[Haskell] Expecting more inlining for bit shifting
Ian Lynagh
igloo at earth.li
Mon Oct 9 10:54:41 EDT 2006
On Mon, Oct 09, 2006 at 10:33:47AM -0400, roconnor at theorem.ca wrote:
> On Mon, 9 Oct 2006, Simon Peyton-Jones wrote:
>
> >Turns out that 'shift' is just too big to be inlined. (It's only called
> >once, but you have exported it too.)
> >
> >You can see GHC's inlining decisions by saying -ddump-inlinings.
> >
> >To make GHC keener to inline, use an INLINE pragma, or increase the
> >inlining size threshold e.g. -funfolding-threshold=12
>
> Okay, when I force inlining for shift, (and I even need to do it for
> shiftR!) then the code is inlined in C. However this isn't the behaviour I
> want. Ideally the inlining should only happen when/because the second
> argument of shift is constant and the system knows that it can evaluate the
> case analysis away and that makes the function small.

## WHAT YOU ARE ASKED TO DO
Pick up the mailing-list message about GHC inlining for bit shifting at the point where it stops, and write the next few sentences. The material that comes after this text is not needed.

## INFORMATION GIVEN
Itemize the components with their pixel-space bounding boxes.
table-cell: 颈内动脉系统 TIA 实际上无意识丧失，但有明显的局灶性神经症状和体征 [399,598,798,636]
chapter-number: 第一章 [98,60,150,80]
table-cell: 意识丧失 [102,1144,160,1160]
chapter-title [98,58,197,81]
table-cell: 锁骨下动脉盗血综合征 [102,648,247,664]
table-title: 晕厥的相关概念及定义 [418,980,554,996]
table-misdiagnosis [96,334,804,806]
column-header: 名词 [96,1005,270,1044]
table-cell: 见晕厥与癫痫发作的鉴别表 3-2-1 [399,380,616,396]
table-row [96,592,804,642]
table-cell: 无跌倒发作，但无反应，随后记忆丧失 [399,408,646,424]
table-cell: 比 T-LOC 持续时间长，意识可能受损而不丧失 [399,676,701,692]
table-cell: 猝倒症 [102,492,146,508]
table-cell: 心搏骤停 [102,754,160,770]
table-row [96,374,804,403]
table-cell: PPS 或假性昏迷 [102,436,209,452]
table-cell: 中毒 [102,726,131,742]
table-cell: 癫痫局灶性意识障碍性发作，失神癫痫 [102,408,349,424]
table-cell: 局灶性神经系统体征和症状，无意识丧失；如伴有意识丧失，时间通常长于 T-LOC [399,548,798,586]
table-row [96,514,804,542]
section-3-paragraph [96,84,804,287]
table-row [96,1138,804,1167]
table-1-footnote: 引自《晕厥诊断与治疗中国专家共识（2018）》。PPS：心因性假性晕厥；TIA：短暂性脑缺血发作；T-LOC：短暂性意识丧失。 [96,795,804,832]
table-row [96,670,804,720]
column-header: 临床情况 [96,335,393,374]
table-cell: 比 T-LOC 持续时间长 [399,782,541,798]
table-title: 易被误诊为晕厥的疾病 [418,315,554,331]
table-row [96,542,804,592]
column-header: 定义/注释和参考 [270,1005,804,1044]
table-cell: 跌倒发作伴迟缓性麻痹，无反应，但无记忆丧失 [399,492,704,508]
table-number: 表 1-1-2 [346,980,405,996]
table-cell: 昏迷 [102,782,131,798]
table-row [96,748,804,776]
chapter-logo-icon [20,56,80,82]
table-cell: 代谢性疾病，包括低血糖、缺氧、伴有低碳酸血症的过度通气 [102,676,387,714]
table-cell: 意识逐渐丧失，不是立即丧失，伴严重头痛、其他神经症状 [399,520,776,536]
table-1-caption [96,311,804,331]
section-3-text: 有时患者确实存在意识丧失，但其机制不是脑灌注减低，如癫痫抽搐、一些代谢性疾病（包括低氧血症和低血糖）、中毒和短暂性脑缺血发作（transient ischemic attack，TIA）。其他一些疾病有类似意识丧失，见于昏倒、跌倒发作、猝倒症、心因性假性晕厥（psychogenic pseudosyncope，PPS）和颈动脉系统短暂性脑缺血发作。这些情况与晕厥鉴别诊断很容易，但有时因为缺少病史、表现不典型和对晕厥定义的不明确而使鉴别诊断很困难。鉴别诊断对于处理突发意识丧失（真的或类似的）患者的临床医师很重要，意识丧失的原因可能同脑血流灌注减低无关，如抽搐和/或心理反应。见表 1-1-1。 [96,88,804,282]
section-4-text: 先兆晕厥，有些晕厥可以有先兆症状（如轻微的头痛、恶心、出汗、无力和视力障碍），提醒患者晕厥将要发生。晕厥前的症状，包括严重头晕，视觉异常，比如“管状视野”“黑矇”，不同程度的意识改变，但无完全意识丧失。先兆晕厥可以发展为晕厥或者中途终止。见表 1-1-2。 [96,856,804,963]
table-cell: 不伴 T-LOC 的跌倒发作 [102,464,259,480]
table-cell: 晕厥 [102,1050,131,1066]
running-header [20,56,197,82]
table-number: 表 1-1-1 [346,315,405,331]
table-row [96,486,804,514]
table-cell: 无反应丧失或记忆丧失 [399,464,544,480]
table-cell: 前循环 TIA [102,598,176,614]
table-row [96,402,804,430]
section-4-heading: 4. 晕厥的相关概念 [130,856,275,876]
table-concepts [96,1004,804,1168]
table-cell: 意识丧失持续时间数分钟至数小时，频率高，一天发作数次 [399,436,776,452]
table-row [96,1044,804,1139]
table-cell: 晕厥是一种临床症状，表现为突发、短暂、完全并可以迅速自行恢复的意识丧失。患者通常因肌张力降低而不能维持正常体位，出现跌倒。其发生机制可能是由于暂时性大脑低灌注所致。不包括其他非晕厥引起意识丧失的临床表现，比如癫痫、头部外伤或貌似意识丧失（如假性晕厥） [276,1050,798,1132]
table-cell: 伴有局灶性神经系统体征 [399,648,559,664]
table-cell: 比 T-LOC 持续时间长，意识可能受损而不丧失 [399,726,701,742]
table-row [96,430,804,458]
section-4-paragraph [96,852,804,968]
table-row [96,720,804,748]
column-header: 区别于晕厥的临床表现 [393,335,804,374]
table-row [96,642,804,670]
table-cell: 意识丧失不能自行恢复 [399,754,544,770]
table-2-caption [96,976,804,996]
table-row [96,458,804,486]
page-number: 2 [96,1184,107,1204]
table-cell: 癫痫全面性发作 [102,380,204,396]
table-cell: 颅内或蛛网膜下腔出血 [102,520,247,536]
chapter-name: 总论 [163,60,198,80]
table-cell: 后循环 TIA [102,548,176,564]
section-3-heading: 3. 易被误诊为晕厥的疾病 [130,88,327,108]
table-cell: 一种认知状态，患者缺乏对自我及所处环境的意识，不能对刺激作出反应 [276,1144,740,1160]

## EXERCISE RESULT
>
> Am I being too naive on what to expect from my complier or is this
> reasonable?
It might be possible, but it sounds tricky. I guess it would have to go
something like "try inlining this, run the simplifier, see if it got
small enough, if not back out", which could waste a lot of work if it
fails in lots of cases.
> PS, is there a way to mark an imported instance of a class function
> (Data.Bits.shift for Data.Word.Word32) to be inlined?
You can use GHC.Exts.inline in 6.6:
http://www.haskell.org/ghc/dist/current/docs/users_guide/special-ids.html#id3178018
but note the restriction in the final paragraph.